═══ Listing

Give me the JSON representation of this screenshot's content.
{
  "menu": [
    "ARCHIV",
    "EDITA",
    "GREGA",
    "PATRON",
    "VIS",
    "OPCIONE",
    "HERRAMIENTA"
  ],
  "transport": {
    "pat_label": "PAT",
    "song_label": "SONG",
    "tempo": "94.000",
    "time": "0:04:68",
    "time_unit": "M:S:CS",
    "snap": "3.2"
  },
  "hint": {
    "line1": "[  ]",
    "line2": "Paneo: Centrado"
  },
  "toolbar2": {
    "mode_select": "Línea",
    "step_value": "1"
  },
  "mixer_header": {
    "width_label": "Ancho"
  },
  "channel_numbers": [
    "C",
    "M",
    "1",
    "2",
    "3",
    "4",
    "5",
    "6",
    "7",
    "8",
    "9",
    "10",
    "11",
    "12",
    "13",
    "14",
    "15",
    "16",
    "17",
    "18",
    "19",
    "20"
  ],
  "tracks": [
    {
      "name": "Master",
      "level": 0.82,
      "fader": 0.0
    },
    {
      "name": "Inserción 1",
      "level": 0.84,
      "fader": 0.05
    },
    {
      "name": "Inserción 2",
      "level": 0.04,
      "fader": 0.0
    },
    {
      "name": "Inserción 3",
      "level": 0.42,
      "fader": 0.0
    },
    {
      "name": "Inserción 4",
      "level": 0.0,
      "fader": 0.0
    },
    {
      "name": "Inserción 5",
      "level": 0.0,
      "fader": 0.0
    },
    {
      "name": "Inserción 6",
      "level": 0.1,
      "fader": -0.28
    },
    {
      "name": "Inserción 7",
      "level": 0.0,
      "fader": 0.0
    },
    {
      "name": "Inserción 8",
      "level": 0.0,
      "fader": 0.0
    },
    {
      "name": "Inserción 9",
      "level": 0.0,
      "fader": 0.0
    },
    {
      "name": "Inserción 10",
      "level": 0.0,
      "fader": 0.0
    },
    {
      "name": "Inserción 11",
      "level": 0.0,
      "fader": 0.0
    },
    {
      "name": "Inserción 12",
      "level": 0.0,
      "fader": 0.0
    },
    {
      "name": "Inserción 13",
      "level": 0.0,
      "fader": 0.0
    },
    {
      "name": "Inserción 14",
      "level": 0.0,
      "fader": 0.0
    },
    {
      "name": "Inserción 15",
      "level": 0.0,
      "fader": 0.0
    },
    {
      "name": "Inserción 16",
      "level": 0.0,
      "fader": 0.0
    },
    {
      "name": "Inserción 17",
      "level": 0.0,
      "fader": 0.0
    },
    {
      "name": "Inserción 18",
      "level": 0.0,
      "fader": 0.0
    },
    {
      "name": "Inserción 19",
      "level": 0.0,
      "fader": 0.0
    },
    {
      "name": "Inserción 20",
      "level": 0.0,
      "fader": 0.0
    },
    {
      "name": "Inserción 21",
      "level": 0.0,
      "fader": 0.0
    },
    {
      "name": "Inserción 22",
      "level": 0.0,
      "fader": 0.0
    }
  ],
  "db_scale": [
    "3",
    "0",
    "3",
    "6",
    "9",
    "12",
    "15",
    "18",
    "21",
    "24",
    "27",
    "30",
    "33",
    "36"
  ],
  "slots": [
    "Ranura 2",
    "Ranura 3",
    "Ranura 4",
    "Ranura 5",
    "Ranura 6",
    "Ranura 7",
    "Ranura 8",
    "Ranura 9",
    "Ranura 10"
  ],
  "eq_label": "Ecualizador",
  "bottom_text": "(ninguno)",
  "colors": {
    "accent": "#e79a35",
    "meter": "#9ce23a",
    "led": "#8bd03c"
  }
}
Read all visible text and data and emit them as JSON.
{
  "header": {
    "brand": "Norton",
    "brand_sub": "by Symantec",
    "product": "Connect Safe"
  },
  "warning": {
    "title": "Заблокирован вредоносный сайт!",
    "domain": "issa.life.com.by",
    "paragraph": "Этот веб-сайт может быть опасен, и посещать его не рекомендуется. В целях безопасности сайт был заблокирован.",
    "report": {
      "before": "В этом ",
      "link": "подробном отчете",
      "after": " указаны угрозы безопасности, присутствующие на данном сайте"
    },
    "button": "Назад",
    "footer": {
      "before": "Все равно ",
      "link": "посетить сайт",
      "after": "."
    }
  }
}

══════

Output the full listing without altering anything.

Give me the JSON representation of this screenshot's content.
{
  "menu": [
    "ARCHIV",
    "EDITA",
    "GREGA",
    "PATRON",
    "VIS",
    "OPCIONE",
    "HERRAMIENTA"
  ],
  "transport": {
    "pat_label": "PAT",
    "song_label": "SONG",
    "tempo": "94.000",
    "time": "0:04:68",
    "time_unit": "M:S:CS",
    "snap": "3.2"
  },
  "hint": {
    "line1": "[  ]",
    "line2": "Paneo: Centrado"
  },
  "toolbar2": {
    "mode_select": "Línea",
    "step_value": "1"
  },
  "mixer_header": {
    "width_label": "Ancho"
  },
  "channel_numbers": [
    "C",
    "M",
    "1",
    "2",
    "3",
    "4",
    "5",
    "6",
    "7",
    "8",
    "9",
    "10",
    "11",
    "12",
    "13",
    "14",
    "15",
    "16",
    "17",
    "18",
    "19",
    "20"
  ],
  "tracks": [
    {
      "name": "Master",
      "level": 0.82,
      "fader": 0.0
    },
    {
      "name": "Inserción 1",
      "level": 0.84,
      "fader": 0.05
    },
    {
      "name": "Inserción 2",
      "level": 0.04,
      "fader": 0.0
    },
    {
      "name": "Inserción 3",
      "level": 0.42,
      "fader": 0.0
    },
    {
      "name": "Inserción 4",
      "level": 0.0,
      "fader": 0.0
    },
    {
      "name": "Inserción 5",
      "level": 0.0,
      "fader": 0.0
    },
    {
      "name": "Inserción 6",
      "level": 0.1,
      "fader": -0.28
    },
    {
      "name": "Inserción 7",
      "level": 0.0,
      "fader": 0.0
    },
    {
      "name": "Inserción 8",
      "level": 0.0,
      "fader": 0.0
    },
    {
      "name": "Inserción 9",
      "level": 0.0,
      "fader": 0.0
    },
    {
      "name": "Inserción 10",
      "level": 0.0,
      "fader": 0.0
    },
    {
      "name": "Inserción 11",
      "level": 0.0,
      "fader": 0.0
    },
    {
      "name": "Inserción 12",
      "level": 0.0,
      "fader": 0.0
    },
    {
      "name": "Inserción 13",
      "level": 0.0,
      "fader": 0.0
    },
    {
      "name": "Inserción 14",
      "level": 0.0,
      "fader": 0.0
    },
    {
      "name": "Inserción 15",
      "level": 0.0,
      "fader": 0.0
    },
    {
      "name": "Inserción 16",
      "level": 0.0,
      "fader": 0.0
    },
    {
      "name": "Inserción 17",
      "level": 0.0,
      "fader": 0.0
    },
    {
      "name": "Inserción 18",
      "level": 0.0,
      "fader": 0.0
    },
    {
      "name": "Inserción 19",
      "level": 0.0,
      "fader": 0.0
    },
    {
      "name": "Inserción 20",
      "level": 0.0,
      "fader": 0.0
    },
    {
      "name": "Inserción 21",
      "level": 0.0,
      "fader": 0.0
    },
    {
      "name": "Inserción 22",
      "level": 0.0,
      "fader": 0.0
    }
  ],
  "db_scale": [
    "3",
    "0",
    "3",
    "6",
    "9",
    "12",
    "15",
    "18",
    "21",
    "24",
    "27",
    "30",
    "33",
    "36"
  ],
  "slots": [
    "Ranura 2",
    "Ranura 3",
    "Ranura 4",
    "Ranura 5",
    "Ranura 6",
    "Ranura 7",
    "Ranura 8",
    "Ranura 9",
    "Ranura 10"
  ],
  "eq_label": "Ecualizador",
  "bottom_text": "(ninguno)",
  "colors": {
    "accent": "#e79a35",
    "meter": "#9ce23a",
    "led": "#8bd03c"
  }
}
Read all visible text and data and emit them as JSON.
{
  "header": {
    "brand": "Norton",
    "brand_sub": "by Symantec",
    "product": "Connect Safe"
  },
  "warning": {
    "title": "Заблокирован вредоносный сайт!",
    "domain": "issa.life.com.by",
    "paragraph": "Этот веб-сайт может быть опасен, и посещать его не рекомендуется. В целях безопасности сайт был заблокирован.",
    "report": {
      "before": "В этом ",
      "link": "подробном отчете",
      "after": " указаны угрозы безопасности, присутствующие на данном сайте"
    },
    "button": "Назад",
    "footer": {
      "before": "Все равно ",
      "link": "посетить сайт",
      "after": "."
    }
  }
}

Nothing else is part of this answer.